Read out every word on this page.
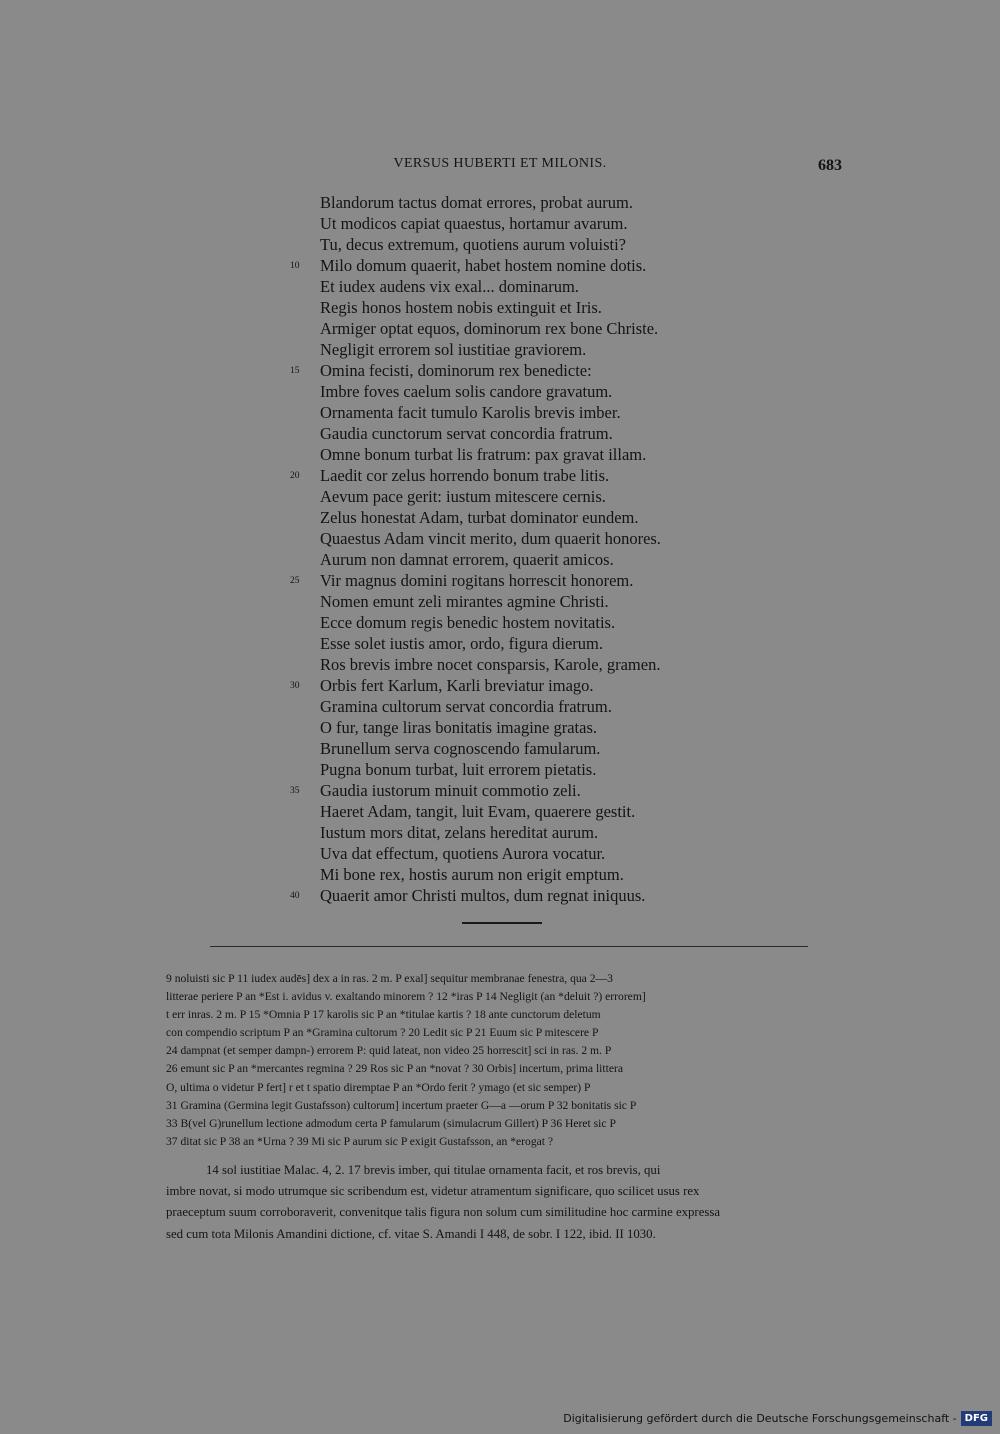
VERSUS HUBERTI ET MILONIS.	683
Blandorum tactus domat errores, probat aurum.
Ut modicos capiat quaestus, hortamur avarum.
Tu, decus extremum, quotiens aurum voluisti?
10 Milo domum quaerit, habet hostem nomine dotis.
Et iudex audens vix exal... dominarum.
Regis honos hostem nobis extinguit et Iris.
Armiger optat equos, dominorum rex bone Christe.
Negligit errorem sol iustitiae graviorem.
15 Omina fecisti, dominorum rex benedicte:
Imbre foves caelum solis candore gravatum.
Ornamenta facit tumulo Karolis brevis imber.
Gaudia cunctorum servat concordia fratrum.
Omne bonum turbat lis fratrum: pax gravat illam.
20 Laedit cor zelus horrendo bonum trabe litis.
Aevum pace gerit: iustum mitescere cernis.
Zelus honestat Adam, turbat dominator eundem.
Quaestus Adam vincit merito, dum quaerit honores.
Aurum non damnat errorem, quaerit amicos.
25 Vir magnus domini rogitans horrescit honorem.
Nomen emunt zeli mirantes agmine Christi.
Ecce domum regis benedic hostem novitatis.
Esse solet iustis amor, ordo, figura dierum.
Ros brevis imbre nocet consparsis, Karole, gramen.
30 Orbis fert Karlum, Karli breviatur imago.
Gramina cultorum servat concordia fratrum.
O fur, tange liras bonitatis imagine gratas.
Brunellum serva cognoscendo famularum.
Pugna bonum turbat, luit errorem pietatis.
35 Gaudia iustorum minuit commotio zeli.
Haeret Adam, tangit, luit Evam, quaerere gestit.
Iustum mors ditat, zelans hereditat aurum.
Uva dat effectum, quotiens Aurora vocatur.
Mi bone rex, hostis aurum non erigit emptum.
40 Quaerit amor Christi multos, dum regnat iniquus.
9 noluisti sic P 11 iudex audēs] dex a in ras. 2 m. P exal] sequitur membranae fenestra, qua 2—3
litterae periere P an *Est i. avidus v. exaltando minorem ? 12 *iras P 14 Negligit (an *deluit ?) errorem]
t err inras. 2 m. P 15 *Omnia P 17 karolis sic P an *titulae kartis ? 18 ante cunctorum deletum
con compendio scriptum P an *Gramina cultorum ? 20 Ledit sic P 21 Euum sic P mitescere P
24 dampnat (et semper dampn-) errorem P: quid lateat, non video 25 horrescit] sci in ras. 2 m. P
26 emunt sic P an *mercantes regmina ? 29 Ros sic P an *novat ? 30 Orbis] incertum, prima littera
O, ultima o videtur P fert] r et t spatio diremptae P an *Ordo ferit ? ymago (et sic semper) P
31 Gramina (Germina legit Gustafsson) cultorum] incertum praeter G—a —orum P 32 bonitatis sic P
33 B(vel G)runellum lectione admodum certa P famularum (simulacrum Gillert) P 36 Heret sic P
37 ditat sic P 38 an *Urna ? 39 Mi sic P aurum sic P exigit Gustafsson, an *erogat ?
14 sol iustitiae Malac. 4, 2. 17 brevis imber, qui titulae ornamenta facit, et ros brevis, qui
imbre novat, si modo utrumque sic scribendum est, videtur atramentum significare, quo scilicet usus rex
praeceptum suum corroboraverit, convenitque talis figura non solum cum similitudine hoc carmine expressa
sed cum tota Milonis Amandini dictione, cf. vitae S. Amandi I 448, de sobr. I 122, ibid. II 1030.
Digitalisierung gefördert durch die Deutsche Forschungsgemeinschaft - DFG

——

## [What to do]
In the entries above, identify each line that includes the string "iudex", then copy it.

## [Response below]
Et iudex audens vix exal... dominarum.
9 noluisti sic P 11 iudex audēs] dex a in ras. 2 m. P exal] sequitur membranae fenestra, qua 2—3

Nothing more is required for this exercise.